THE TASK: Go through the listing beneath this task and return every line that carries the string "siswa".

[Items listed in a dataset]
---------------

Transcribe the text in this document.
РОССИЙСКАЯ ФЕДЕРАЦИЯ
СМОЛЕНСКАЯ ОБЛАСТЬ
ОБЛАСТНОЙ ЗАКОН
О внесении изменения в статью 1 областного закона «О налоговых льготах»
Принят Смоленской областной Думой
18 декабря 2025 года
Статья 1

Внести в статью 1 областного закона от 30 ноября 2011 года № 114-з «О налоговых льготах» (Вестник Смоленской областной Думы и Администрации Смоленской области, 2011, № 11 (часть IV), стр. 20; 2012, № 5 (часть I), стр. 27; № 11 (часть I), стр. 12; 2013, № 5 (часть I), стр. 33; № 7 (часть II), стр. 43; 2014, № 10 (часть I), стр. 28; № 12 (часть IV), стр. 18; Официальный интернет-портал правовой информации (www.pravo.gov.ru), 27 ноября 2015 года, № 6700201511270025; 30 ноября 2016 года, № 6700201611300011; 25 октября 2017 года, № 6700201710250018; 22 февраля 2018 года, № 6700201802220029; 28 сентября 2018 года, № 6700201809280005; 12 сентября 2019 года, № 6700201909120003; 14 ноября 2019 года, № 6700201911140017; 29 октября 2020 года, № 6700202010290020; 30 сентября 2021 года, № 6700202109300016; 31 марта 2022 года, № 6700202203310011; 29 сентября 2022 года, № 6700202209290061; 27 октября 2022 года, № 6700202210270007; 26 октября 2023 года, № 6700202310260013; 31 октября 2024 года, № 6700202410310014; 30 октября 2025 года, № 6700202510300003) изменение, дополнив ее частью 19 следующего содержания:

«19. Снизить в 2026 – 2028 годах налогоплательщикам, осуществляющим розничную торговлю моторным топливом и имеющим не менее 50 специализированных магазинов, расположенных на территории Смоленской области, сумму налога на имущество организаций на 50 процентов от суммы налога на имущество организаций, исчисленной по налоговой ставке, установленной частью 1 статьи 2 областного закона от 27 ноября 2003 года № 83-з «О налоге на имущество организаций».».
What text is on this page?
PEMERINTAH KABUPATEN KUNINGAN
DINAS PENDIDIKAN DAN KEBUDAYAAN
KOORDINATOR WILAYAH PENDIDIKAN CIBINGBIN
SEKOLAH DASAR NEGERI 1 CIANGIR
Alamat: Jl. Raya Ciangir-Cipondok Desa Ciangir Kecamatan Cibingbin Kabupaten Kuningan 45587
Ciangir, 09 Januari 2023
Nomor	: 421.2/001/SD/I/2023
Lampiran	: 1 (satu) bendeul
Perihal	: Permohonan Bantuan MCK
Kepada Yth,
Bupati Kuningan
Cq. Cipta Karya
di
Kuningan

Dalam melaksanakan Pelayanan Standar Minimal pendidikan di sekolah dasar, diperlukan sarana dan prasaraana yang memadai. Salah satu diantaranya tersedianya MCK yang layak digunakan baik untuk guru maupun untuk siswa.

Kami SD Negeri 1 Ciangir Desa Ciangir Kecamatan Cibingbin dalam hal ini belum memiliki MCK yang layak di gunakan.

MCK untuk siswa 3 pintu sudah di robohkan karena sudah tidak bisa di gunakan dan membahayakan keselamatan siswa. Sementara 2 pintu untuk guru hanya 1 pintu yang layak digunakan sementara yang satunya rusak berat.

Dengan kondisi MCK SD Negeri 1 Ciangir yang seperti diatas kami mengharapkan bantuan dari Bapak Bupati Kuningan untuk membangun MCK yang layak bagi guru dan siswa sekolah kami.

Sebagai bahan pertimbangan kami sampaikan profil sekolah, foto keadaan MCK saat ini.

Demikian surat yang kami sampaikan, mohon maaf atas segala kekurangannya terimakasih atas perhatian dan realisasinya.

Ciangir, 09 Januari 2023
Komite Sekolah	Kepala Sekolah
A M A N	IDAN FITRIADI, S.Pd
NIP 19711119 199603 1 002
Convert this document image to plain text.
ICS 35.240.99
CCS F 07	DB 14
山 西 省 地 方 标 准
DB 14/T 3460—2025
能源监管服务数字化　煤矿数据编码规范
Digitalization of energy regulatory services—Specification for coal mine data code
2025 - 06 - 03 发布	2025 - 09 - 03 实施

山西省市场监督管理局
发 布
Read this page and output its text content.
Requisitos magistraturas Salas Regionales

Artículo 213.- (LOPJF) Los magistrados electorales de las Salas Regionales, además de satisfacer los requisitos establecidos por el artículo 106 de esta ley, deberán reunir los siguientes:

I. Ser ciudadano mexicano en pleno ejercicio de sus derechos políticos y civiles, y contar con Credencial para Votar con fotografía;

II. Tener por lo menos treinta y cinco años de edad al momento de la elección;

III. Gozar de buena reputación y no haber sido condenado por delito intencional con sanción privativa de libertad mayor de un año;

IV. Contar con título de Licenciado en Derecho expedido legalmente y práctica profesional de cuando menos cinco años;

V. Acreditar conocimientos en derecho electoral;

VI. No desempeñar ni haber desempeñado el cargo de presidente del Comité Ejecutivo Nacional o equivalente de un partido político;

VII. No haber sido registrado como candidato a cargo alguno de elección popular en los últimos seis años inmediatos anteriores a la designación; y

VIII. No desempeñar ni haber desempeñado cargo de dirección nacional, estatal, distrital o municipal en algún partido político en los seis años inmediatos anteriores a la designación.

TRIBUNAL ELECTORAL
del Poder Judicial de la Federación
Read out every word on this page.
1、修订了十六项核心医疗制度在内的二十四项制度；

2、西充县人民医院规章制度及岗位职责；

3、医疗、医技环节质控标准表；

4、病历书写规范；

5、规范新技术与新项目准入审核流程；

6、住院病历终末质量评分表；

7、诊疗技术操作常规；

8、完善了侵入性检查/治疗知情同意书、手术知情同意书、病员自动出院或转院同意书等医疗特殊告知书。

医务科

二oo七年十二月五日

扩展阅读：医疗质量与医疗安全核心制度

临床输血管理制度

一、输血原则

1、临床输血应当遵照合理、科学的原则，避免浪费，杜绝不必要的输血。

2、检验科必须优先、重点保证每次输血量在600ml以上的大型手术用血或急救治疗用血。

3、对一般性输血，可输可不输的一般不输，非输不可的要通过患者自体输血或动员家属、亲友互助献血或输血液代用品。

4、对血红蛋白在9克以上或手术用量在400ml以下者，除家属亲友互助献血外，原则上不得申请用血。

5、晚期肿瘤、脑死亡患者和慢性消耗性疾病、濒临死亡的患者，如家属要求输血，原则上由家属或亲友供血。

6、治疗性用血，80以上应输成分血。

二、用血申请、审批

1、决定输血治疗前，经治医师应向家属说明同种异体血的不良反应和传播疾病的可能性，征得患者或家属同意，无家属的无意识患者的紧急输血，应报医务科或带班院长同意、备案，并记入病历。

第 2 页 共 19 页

---------------

RIGHT ANSWER:
Dalam melaksanakan Pelayanan Standar Minimal pendidikan di sekolah dasar, diperlukan sarana dan prasaraana yang memadai. Salah satu diantaranya tersedianya MCK yang layak digunakan baik untuk guru maupun untuk siswa.
MCK untuk siswa 3 pintu sudah di robohkan karena sudah tidak bisa di gunakan dan membahayakan keselamatan siswa. Sementara 2 pintu untuk guru hanya 1 pintu yang layak digunakan sementara yang satunya rusak berat.
Dengan kondisi MCK SD Negeri 1 Ciangir yang seperti diatas kami mengharapkan bantuan dari Bapak Bupati Kuningan untuk membangun MCK yang layak bagi guru dan siswa sekolah kami.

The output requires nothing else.